*SET PROBLEM:*
Repeat word for word everything from the line containing "Decode this image" to the end of the listing, first and last lines included, and only that.

*ROWS:*
--------------------

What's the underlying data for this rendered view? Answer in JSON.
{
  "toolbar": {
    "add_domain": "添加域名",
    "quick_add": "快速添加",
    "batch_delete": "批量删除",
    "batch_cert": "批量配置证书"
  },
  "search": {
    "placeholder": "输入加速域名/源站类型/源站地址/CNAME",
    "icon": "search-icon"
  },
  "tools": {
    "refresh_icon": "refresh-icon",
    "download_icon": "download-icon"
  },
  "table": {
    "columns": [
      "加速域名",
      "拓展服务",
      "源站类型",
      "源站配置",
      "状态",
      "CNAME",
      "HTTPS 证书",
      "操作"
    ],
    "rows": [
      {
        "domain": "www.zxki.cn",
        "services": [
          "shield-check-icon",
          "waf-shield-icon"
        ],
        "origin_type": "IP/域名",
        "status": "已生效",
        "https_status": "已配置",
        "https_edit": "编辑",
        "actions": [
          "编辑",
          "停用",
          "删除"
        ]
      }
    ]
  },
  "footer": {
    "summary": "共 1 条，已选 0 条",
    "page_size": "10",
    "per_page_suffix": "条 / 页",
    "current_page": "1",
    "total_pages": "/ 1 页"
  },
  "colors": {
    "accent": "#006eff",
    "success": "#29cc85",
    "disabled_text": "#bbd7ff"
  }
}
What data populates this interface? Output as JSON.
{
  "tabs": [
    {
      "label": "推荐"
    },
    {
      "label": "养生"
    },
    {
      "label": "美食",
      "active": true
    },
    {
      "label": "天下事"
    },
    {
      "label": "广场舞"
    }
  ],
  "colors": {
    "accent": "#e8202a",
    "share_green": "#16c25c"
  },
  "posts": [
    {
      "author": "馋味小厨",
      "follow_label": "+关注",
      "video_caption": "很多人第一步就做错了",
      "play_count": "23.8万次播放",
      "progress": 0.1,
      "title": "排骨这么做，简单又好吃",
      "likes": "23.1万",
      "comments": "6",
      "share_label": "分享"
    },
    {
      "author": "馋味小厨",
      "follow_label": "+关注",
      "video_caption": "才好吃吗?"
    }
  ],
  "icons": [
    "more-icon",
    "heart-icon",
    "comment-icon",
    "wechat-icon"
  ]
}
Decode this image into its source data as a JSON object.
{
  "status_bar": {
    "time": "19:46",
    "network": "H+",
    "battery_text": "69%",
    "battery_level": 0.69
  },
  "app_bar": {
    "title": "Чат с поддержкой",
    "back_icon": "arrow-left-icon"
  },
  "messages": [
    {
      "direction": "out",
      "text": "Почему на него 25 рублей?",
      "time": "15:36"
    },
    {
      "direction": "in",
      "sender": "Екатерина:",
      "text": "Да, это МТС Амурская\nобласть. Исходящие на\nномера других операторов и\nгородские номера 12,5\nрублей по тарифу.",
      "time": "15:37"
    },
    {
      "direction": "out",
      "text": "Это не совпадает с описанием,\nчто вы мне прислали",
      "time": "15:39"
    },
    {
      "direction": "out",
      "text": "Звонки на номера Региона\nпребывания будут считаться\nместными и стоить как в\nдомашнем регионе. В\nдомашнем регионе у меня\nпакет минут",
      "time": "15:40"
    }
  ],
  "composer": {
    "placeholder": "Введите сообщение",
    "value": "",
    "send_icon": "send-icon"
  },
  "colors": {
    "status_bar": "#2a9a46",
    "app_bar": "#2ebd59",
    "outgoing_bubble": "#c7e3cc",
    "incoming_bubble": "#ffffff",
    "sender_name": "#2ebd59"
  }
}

--------------------

*COMPLETE ANSWER:*
Decode this image into its source data as a JSON object.
{
  "status_bar": {
    "time": "19:46",
    "network": "H+",
    "battery_text": "69%",
    "battery_level": 0.69
  },
  "app_bar": {
    "title": "Чат с поддержкой",
    "back_icon": "arrow-left-icon"
  },
  "messages": [
    {
      "direction": "out",
      "text": "Почему на него 25 рублей?",
      "time": "15:36"
    },
    {
      "direction": "in",
      "sender": "Екатерина:",
      "text": "Да, это МТС Амурская\nобласть. Исходящие на\nномера других операторов и\nгородские номера 12,5\nрублей по тарифу.",
      "time": "15:37"
    },
    {
      "direction": "out",
      "text": "Это не совпадает с описанием,\nчто вы мне прислали",
      "time": "15:39"
    },
    {
      "direction": "out",
      "text": "Звонки на номера Региона\nпребывания будут считаться\nместными и стоить как в\nдомашнем регионе. В\nдомашнем регионе у меня\nпакет минут",
      "time": "15:40"
    }
  ],
  "composer": {
    "placeholder": "Введите сообщение",
    "value": "",
    "send_icon": "send-icon"
  },
  "colors": {
    "status_bar": "#2a9a46",
    "app_bar": "#2ebd59",
    "outgoing_bubble": "#c7e3cc",
    "incoming_bubble": "#ffffff",
    "sender_name": "#2ebd59"
  }
}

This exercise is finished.